-- START Dataset --

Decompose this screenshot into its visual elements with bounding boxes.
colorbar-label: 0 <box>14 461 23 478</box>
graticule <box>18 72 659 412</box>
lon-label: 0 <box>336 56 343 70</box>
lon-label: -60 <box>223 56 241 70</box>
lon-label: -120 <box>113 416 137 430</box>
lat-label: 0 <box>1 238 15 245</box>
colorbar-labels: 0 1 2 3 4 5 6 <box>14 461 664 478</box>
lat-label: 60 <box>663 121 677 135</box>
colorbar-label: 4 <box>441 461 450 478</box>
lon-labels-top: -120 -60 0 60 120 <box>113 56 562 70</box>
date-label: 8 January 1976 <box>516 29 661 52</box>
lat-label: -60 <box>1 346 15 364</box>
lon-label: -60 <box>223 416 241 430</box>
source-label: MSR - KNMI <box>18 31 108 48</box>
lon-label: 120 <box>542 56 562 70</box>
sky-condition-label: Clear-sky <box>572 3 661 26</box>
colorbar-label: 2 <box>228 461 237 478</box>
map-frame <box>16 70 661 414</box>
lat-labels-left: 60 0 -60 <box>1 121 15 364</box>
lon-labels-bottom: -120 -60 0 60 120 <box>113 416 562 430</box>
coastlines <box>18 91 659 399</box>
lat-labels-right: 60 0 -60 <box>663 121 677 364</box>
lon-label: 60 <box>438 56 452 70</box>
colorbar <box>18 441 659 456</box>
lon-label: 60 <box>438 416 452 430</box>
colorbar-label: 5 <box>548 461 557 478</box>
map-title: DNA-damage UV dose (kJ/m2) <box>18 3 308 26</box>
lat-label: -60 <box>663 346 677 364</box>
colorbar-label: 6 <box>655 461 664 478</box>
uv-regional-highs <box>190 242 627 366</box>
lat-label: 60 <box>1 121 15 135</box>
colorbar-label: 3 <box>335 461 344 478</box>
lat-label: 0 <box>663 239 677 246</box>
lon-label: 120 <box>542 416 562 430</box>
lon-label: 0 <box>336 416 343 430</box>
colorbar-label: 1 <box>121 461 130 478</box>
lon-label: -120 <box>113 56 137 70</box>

-- END Dataset --

Required task
Copy out the listing from its first line through the line containing "lat-labels-right: 60 0", keeping both of those lines and reproducing everything character for character.

Problem solution
Decompose this screenshot into its visual elements with bounding boxes.
colorbar-label: 0 <box>14 461 23 478</box>
graticule <box>18 72 659 412</box>
lon-label: 0 <box>336 56 343 70</box>
lon-label: -60 <box>223 56 241 70</box>
lon-label: -120 <box>113 416 137 430</box>
lat-label: 0 <box>1 238 15 245</box>
colorbar-labels: 0 1 2 3 4 5 6 <box>14 461 664 478</box>
lat-label: 60 <box>663 121 677 135</box>
colorbar-label: 4 <box>441 461 450 478</box>
lon-labels-top: -120 -60 0 60 120 <box>113 56 562 70</box>
date-label: 8 January 1976 <box>516 29 661 52</box>
lat-label: -60 <box>1 346 15 364</box>
lon-label: -60 <box>223 416 241 430</box>
source-label: MSR - KNMI <box>18 31 108 48</box>
lon-label: 120 <box>542 56 562 70</box>
sky-condition-label: Clear-sky <box>572 3 661 26</box>
colorbar-label: 2 <box>228 461 237 478</box>
map-frame <box>16 70 661 414</box>
lat-labels-left: 60 0 -60 <box>1 121 15 364</box>
lon-labels-bottom: -120 -60 0 60 120 <box>113 416 562 430</box>
coastlines <box>18 91 659 399</box>
lat-labels-right: 60 0 -60 <box>663 121 677 364</box>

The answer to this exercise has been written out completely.